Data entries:
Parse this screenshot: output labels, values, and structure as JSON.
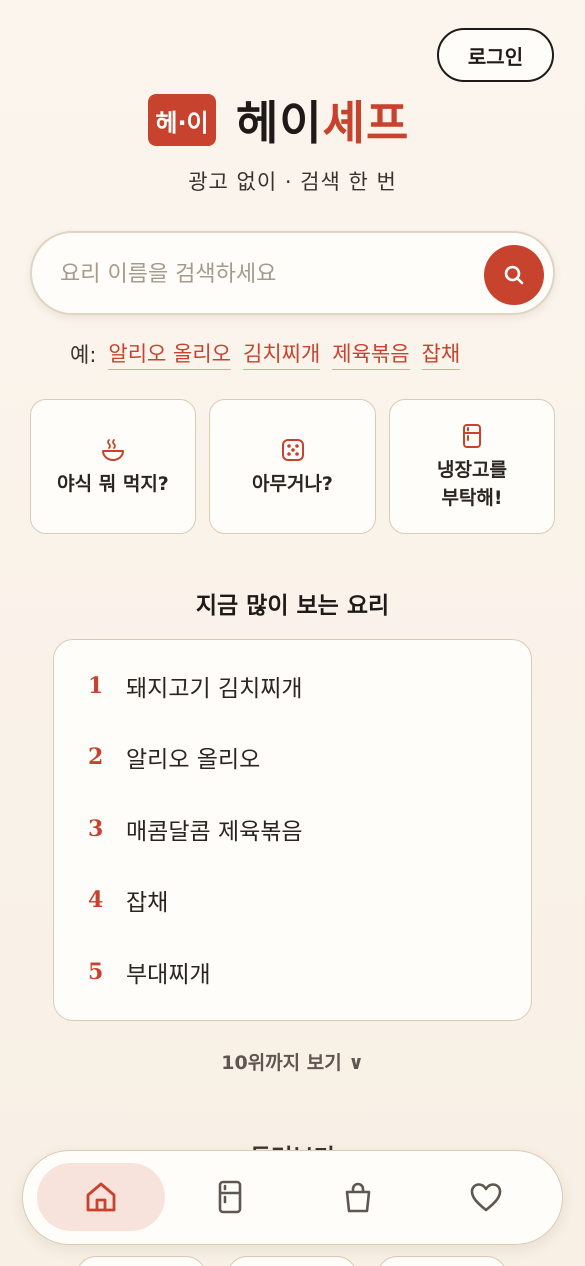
{
  "header": {
    "login_label": "로그인",
    "logo_badge": "헤·이",
    "logo_title_part1": "헤이",
    "logo_title_part2": "셰프",
    "tagline": "광고 없이 · 검색 한 번"
  },
  "search": {
    "placeholder": "요리 이름을 검색하세요",
    "value": "",
    "button_icon": "search-icon"
  },
  "examples": {
    "label": "예:",
    "chips": [
      "알리오 올리오",
      "김치찌개",
      "제육볶음",
      "잡채"
    ]
  },
  "actions": [
    {
      "label": "야식 뭐 먹지?",
      "icon": "steaming-bowl-icon"
    },
    {
      "label": "아무거나?",
      "icon": "dice-icon"
    },
    {
      "label": "냉장고를\n부탁해!",
      "icon": "fridge-icon"
    }
  ],
  "popular": {
    "title": "지금 많이 보는 요리",
    "items": [
      {
        "rank": "1",
        "name": "돼지고기 김치찌개"
      },
      {
        "rank": "2",
        "name": "알리오 올리오"
      },
      {
        "rank": "3",
        "name": "매콤달콤 제육볶음"
      },
      {
        "rank": "4",
        "name": "잡채"
      },
      {
        "rank": "5",
        "name": "부대찌개"
      }
    ],
    "more_label": "10위까지 보기 ∨"
  },
  "browse": {
    "title": "둘러보기"
  },
  "bottom_nav": {
    "items": [
      {
        "icon": "home-icon",
        "active": true
      },
      {
        "icon": "fridge-icon",
        "active": false
      },
      {
        "icon": "shopping-bag-icon",
        "active": false
      },
      {
        "icon": "heart-icon",
        "active": false
      }
    ]
  },
  "colors": {
    "accent": "#c8432d",
    "background": "#f9f1e7",
    "card": "#fffdf9",
    "border": "#d9ccb7"
  }
}
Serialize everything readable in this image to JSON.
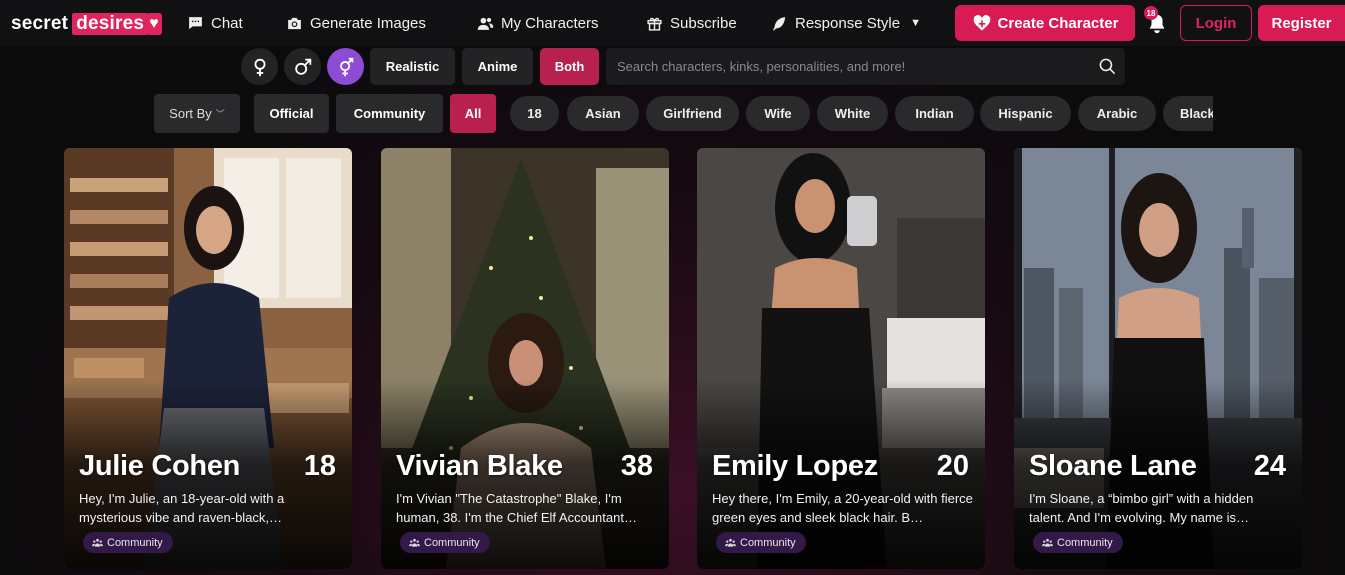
{
  "brand": {
    "word1": "secret",
    "word2": "desires",
    "heart": "♥"
  },
  "nav": {
    "chat": "Chat",
    "generate": "Generate Images",
    "characters": "My Characters",
    "subscribe": "Subscribe",
    "response_style": "Response Style",
    "create": "Create Character",
    "login": "Login",
    "register": "Register",
    "notification_badge": "18"
  },
  "filters": {
    "gender_icons": [
      "female-icon",
      "male-icon",
      "trans-icon"
    ],
    "styles": [
      "Realistic",
      "Anime",
      "Both"
    ],
    "active_style": "Both",
    "search_placeholder": "Search characters, kinks, personalities, and more!",
    "sort_label": "Sort By",
    "types": [
      "Official",
      "Community",
      "All"
    ],
    "active_type": "All",
    "tags": [
      "18",
      "Asian",
      "Girlfriend",
      "Wife",
      "White",
      "Indian",
      "Hispanic",
      "Arabic",
      "Black"
    ]
  },
  "cards": [
    {
      "name": "Julie Cohen",
      "age": "18",
      "desc": "Hey, I'm Julie, an 18-year-old with a mysterious vibe and raven-black,…",
      "badge": "Community"
    },
    {
      "name": "Vivian Blake",
      "age": "38",
      "desc": "I'm Vivian \"The Catastrophe\" Blake, I'm human, 38. I'm the Chief Elf Accountant…",
      "badge": "Community"
    },
    {
      "name": "Emily Lopez",
      "age": "20",
      "desc": "Hey there, I'm Emily, a 20-year-old with fierce green eyes and sleek black hair. B…",
      "badge": "Community"
    },
    {
      "name": "Sloane Lane",
      "age": "24",
      "desc": "I'm Sloane, a “bimbo girl” with a hidden talent. And I'm evolving. My name is…",
      "badge": "Community"
    }
  ],
  "colors": {
    "accent": "#d81b55",
    "purple": "#8e4bd6",
    "badge_bg": "#321948"
  }
}
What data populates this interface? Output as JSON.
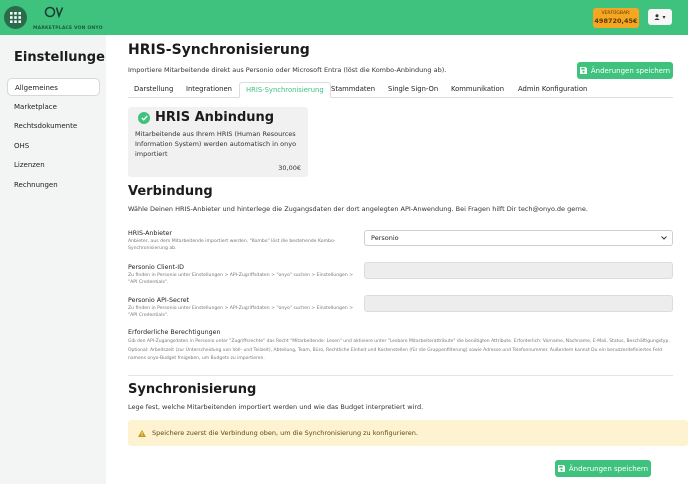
{
  "header": {
    "brand": "MARKETPLACE VON ONYO",
    "budget_label": "VERFÜGBAR:",
    "budget_value": "498720,45€",
    "user_caret": "▾"
  },
  "sidebar": {
    "title": "Einstellungen",
    "items": [
      {
        "label": "Allgemeines"
      },
      {
        "label": "Marketplace"
      },
      {
        "label": "Rechtsdokumente"
      },
      {
        "label": "OHS"
      },
      {
        "label": "Lizenzen"
      },
      {
        "label": "Rechnungen"
      }
    ]
  },
  "main": {
    "title": "HRIS-Synchronisierung",
    "subtitle": "Importiere Mitarbeitende direkt aus Personio oder Microsoft Entra (löst die Kombo-Anbindung ab).",
    "save_label": "Änderungen speichern",
    "tabs": [
      {
        "label": "Darstellung"
      },
      {
        "label": "Integrationen"
      },
      {
        "label": "HRIS-Synchronisierung"
      },
      {
        "label": "Stammdaten"
      },
      {
        "label": "Single Sign-On"
      },
      {
        "label": "Kommunikation"
      },
      {
        "label": "Admin Konfiguration"
      }
    ],
    "card": {
      "title": "HRIS Anbindung",
      "description": "Mitarbeitende aus Ihrem HRIS (Human Resources Information System) werden automatisch in onyo importiert",
      "price": "30,00€"
    },
    "verbindung": {
      "title": "Verbindung",
      "text": "Wähle Deinen HRIS-Anbieter und hinterlege die Zugangsdaten der dort angelegten API-Anwendung. Bei Fragen hilft Dir tech@onyo.de gerne.",
      "provider_label": "HRIS-Anbieter",
      "provider_help": "Anbieter, aus dem Mitarbeitende importiert werden. \"Kombo\" löst die bestehende Kombo-Synchronisierung ab.",
      "provider_value": "Personio",
      "client_id_label": "Personio Client-ID",
      "client_id_help": "Zu finden in Personio unter Einstellungen > API-Zugriffsdaten > \"onyo\" suchen > Einstellungen > \"API Credentials\".",
      "client_id_value": "",
      "secret_label": "Personio API-Secret",
      "secret_help": "Zu finden in Personio unter Einstellungen > API-Zugriffsdaten > \"onyo\" suchen > Einstellungen > \"API Credentials\".",
      "secret_value": "",
      "permissions_label": "Erforderliche Berechtigungen",
      "permissions_text": "Gib den API-Zugangsdaten in Personio unter \"Zugriffsrechte\" das Recht \"Mitarbeitende: Lesen\" und aktiviere unter \"Lesbare Mitarbeiterattribute\" die benötigten Attribute. Erforderlich: Vorname, Nachname, E-Mail, Status, Beschäftigungstyp. Optional: Arbeitszeit (zur Unterscheidung von Voll- und Teilzeit), Abteilung, Team, Büro, Rechtliche Einheit und Kostenstellen (für die Gruppenfilterung) sowie Adresse und Telefonnummer. Außerdem kannst Du ein benutzerdefiniertes Feld namens onyo-Budget freigeben, um Budgets zu importieren."
    },
    "sync": {
      "title": "Synchronisierung",
      "text": "Lege fest, welche Mitarbeitenden importiert werden und wie das Budget interpretiert wird.",
      "alert": "Speichere zuerst die Verbindung oben, um die Synchronisierung zu konfigurieren."
    }
  },
  "colors": {
    "accent": "#3fc27e",
    "budget": "#f5a623",
    "alert_bg": "#fdf3d0"
  }
}
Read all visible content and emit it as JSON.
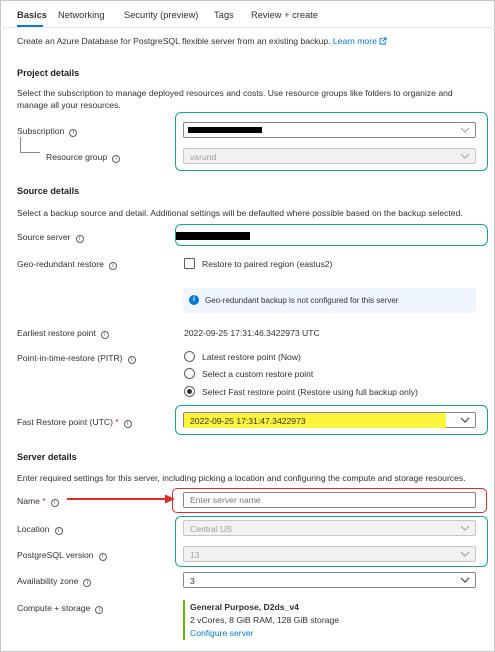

* _YOUR GOAL_: Reproduce the material above verbatim; omit every picture.

* _FULL RESPONSE_:
Parse this screenshot: output labels, values, and structure as JSON.
{
  "header": {
    "login_label": "로그인",
    "logo_badge": "헤·이",
    "logo_title_part1": "헤이",
    "logo_title_part2": "셰프",
    "tagline": "광고 없이 · 검색 한 번"
  },
  "search": {
    "placeholder": "요리 이름을 검색하세요",
    "value": "",
    "button_icon": "search-icon"
  },
  "examples": {
    "label": "예:",
    "chips": [
      "알리오 올리오",
      "김치찌개",
      "제육볶음",
      "잡채"
    ]
  },
  "actions": [
    {
      "label": "야식 뭐 먹지?",
      "icon": "steaming-bowl-icon"
    },
    {
      "label": "아무거나?",
      "icon": "dice-icon"
    },
    {
      "label": "냉장고를\n부탁해!",
      "icon": "fridge-icon"
    }
  ],
  "popular": {
    "title": "지금 많이 보는 요리",
    "items": [
      {
        "rank": "1",
        "name": "돼지고기 김치찌개"
      },
      {
        "rank": "2",
        "name": "알리오 올리오"
      },
      {
        "rank": "3",
        "name": "매콤달콤 제육볶음"
      },
      {
        "rank": "4",
        "name": "잡채"
      },
      {
        "rank": "5",
        "name": "부대찌개"
      }
    ],
    "more_label": "10위까지 보기 ∨"
  },
  "browse": {
    "title": "둘러보기"
  },
  "bottom_nav": {
    "items": [
      {
        "icon": "home-icon",
        "active": true
      },
      {
        "icon": "fridge-icon",
        "active": false
      },
      {
        "icon": "shopping-bag-icon",
        "active": false
      },
      {
        "icon": "heart-icon",
        "active": false
      }
    ]
  },
  "colors": {
    "accent": "#c8432d",
    "background": "#f9f1e7",
    "card": "#fffdf9",
    "border": "#d9ccb7"
  }
}
Serialize everything readable in this image to JSON.
{
  "brand": {
    "word1": "secret",
    "word2": "desires",
    "heart": "♥"
  },
  "nav": {
    "chat": "Chat",
    "generate": "Generate Images",
    "characters": "My Characters",
    "subscribe": "Subscribe",
    "response_style": "Response Style",
    "create": "Create Character",
    "login": "Login",
    "register": "Register",
    "notification_badge": "18"
  },
  "filters": {
    "gender_icons": [
      "female-icon",
      "male-icon",
      "trans-icon"
    ],
    "styles": [
      "Realistic",
      "Anime",
      "Both"
    ],
    "active_style": "Both",
    "search_placeholder": "Search characters, kinks, personalities, and more!",
    "sort_label": "Sort By",
    "types": [
      "Official",
      "Community",
      "All"
    ],
    "active_type": "All",
    "tags": [
      "18",
      "Asian",
      "Girlfriend",
      "Wife",
      "White",
      "Indian",
      "Hispanic",
      "Arabic",
      "Black"
    ]
  },
  "cards": [
    {
      "name": "Julie Cohen",
      "age": "18",
      "desc": "Hey, I'm Julie, an 18-year-old with a mysterious vibe and raven-black,…",
      "badge": "Community"
    },
    {
      "name": "Vivian Blake",
      "age": "38",
      "desc": "I'm Vivian \"The Catastrophe\" Blake, I'm human, 38. I'm the Chief Elf Accountant…",
      "badge": "Community"
    },
    {
      "name": "Emily Lopez",
      "age": "20",
      "desc": "Hey there, I'm Emily, a 20-year-old with fierce green eyes and sleek black hair. B…",
      "badge": "Community"
    },
    {
      "name": "Sloane Lane",
      "age": "24",
      "desc": "I'm Sloane, a “bimbo girl” with a hidden talent. And I'm evolving. My name is…",
      "badge": "Community"
    }
  ],
  "colors": {
    "accent": "#d81b55",
    "purple": "#8e4bd6",
    "badge_bg": "#321948"
  }
}
What data populates this interface? Output as JSON.
{
  "header": {
    "brand": "MARKETPLACE VON ONYO",
    "budget_label": "VERFÜGBAR:",
    "budget_value": "498720,45€",
    "user_caret": "▾"
  },
  "sidebar": {
    "title": "Einstellungen",
    "items": [
      {
        "label": "Allgemeines"
      },
      {
        "label": "Marketplace"
      },
      {
        "label": "Rechtsdokumente"
      },
      {
        "label": "OHS"
      },
      {
        "label": "Lizenzen"
      },
      {
        "label": "Rechnungen"
      }
    ]
  },
  "main": {
    "title": "HRIS-Synchronisierung",
    "subtitle": "Importiere Mitarbeitende direkt aus Personio oder Microsoft Entra (löst die Kombo-Anbindung ab).",
    "save_label": "Änderungen speichern",
    "tabs": [
      {
        "label": "Darstellung"
      },
      {
        "label": "Integrationen"
      },
      {
        "label": "HRIS-Synchronisierung"
      },
      {
        "label": "Stammdaten"
      },
      {
        "label": "Single Sign-On"
      },
      {
        "label": "Kommunikation"
      },
      {
        "label": "Admin Konfiguration"
      }
    ],
    "card": {
      "title": "HRIS Anbindung",
      "description": "Mitarbeitende aus Ihrem HRIS (Human Resources Information System) werden automatisch in onyo importiert",
      "price": "30,00€"
    },
    "verbindung": {
      "title": "Verbindung",
      "text": "Wähle Deinen HRIS-Anbieter und hinterlege die Zugangsdaten der dort angelegten API-Anwendung. Bei Fragen hilft Dir tech@onyo.de gerne.",
      "provider_label": "HRIS-Anbieter",
      "provider_help": "Anbieter, aus dem Mitarbeitende importiert werden. \"Kombo\" löst die bestehende Kombo-Synchronisierung ab.",
      "provider_value": "Personio",
      "client_id_label": "Personio Client-ID",
      "client_id_help": "Zu finden in Personio unter Einstellungen > API-Zugriffsdaten > \"onyo\" suchen > Einstellungen > \"API Credentials\".",
      "client_id_value": "",
      "secret_label": "Personio API-Secret",
      "secret_help": "Zu finden in Personio unter Einstellungen > API-Zugriffsdaten > \"onyo\" suchen > Einstellungen > \"API Credentials\".",
      "secret_value": "",
      "permissions_label": "Erforderliche Berechtigungen",
      "permissions_text": "Gib den API-Zugangsdaten in Personio unter \"Zugriffsrechte\" das Recht \"Mitarbeitende: Lesen\" und aktiviere unter \"Lesbare Mitarbeiterattribute\" die benötigten Attribute. Erforderlich: Vorname, Nachname, E-Mail, Status, Beschäftigungstyp. Optional: Arbeitszeit (zur Unterscheidung von Voll- und Teilzeit), Abteilung, Team, Büro, Rechtliche Einheit und Kostenstellen (für die Gruppenfilterung) sowie Adresse und Telefonnummer. Außerdem kannst Du ein benutzerdefiniertes Feld namens onyo-Budget freigeben, um Budgets zu importieren."
    },
    "sync": {
      "title": "Synchronisierung",
      "text": "Lege fest, welche Mitarbeitenden importiert werden und wie das Budget interpretiert wird.",
      "alert": "Speichere zuerst die Verbindung oben, um die Synchronisierung zu konfigurieren."
    }
  },
  "colors": {
    "accent": "#3fc27e",
    "budget": "#f5a623",
    "alert_bg": "#fdf3d0"
  }
}
Read all visible content and emit it as JSON.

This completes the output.